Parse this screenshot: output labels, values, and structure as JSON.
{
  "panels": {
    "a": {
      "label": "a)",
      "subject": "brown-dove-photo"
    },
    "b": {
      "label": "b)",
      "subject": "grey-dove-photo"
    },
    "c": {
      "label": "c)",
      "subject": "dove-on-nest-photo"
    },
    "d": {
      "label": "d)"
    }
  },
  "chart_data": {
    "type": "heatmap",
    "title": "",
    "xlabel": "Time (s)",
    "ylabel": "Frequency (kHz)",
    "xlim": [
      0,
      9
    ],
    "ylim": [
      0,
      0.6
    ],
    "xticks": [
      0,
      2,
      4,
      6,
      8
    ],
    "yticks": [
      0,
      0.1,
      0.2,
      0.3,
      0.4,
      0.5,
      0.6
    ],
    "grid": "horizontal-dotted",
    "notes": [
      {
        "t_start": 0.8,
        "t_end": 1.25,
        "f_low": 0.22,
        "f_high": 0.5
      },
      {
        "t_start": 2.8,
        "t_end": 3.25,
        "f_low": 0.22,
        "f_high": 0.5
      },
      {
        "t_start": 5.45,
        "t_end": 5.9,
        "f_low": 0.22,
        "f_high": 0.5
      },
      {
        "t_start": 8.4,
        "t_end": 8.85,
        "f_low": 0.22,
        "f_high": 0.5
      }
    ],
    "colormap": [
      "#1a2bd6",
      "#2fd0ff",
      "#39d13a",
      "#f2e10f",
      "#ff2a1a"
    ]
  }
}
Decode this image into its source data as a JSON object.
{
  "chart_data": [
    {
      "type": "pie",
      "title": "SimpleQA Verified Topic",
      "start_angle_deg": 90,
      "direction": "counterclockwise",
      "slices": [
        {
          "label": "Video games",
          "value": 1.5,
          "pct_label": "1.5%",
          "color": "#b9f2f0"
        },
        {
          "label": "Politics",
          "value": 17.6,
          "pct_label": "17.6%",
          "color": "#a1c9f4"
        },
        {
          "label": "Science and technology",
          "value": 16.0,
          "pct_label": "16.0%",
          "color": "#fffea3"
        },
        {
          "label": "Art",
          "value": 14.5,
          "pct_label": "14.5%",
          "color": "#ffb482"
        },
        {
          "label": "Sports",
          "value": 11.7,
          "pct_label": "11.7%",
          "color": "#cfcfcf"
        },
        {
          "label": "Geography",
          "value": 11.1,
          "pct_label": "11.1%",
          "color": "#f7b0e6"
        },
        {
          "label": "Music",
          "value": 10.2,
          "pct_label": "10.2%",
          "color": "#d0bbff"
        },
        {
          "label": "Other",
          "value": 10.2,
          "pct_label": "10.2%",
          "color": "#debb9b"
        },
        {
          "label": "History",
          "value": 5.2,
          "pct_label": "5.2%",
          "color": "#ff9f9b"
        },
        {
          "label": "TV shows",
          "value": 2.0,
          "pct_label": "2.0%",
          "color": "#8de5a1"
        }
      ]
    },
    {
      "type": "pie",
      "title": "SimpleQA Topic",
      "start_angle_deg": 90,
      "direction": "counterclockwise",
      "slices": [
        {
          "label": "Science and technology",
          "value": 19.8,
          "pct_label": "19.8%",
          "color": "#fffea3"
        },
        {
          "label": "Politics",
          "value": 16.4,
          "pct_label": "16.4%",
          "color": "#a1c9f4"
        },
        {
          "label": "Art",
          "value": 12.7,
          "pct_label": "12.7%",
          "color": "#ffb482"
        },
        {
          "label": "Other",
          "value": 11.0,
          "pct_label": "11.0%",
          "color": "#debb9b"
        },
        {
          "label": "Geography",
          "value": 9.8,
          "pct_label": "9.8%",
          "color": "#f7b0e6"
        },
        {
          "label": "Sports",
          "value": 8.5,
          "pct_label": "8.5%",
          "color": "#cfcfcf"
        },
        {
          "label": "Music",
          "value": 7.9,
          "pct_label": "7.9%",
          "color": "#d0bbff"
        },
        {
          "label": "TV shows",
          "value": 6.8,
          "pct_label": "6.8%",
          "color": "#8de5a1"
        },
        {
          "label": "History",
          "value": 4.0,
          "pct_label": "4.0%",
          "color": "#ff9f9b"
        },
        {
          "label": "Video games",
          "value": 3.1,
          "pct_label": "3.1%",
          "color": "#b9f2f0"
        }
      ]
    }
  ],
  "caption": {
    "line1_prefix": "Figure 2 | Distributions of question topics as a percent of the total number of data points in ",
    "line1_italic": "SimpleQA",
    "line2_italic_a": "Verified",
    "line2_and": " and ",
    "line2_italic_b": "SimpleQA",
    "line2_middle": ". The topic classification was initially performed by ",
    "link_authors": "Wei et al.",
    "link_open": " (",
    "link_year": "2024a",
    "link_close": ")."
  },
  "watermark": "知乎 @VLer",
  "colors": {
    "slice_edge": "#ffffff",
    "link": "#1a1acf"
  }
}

___

### SET EXERCISE
Using the material above, report each line where "subject" occurs.

### PROBLEM SOLUTION
      "subject": "brown-dove-photo"
      "subject": "grey-dove-photo"
      "subject": "dove-on-nest-photo"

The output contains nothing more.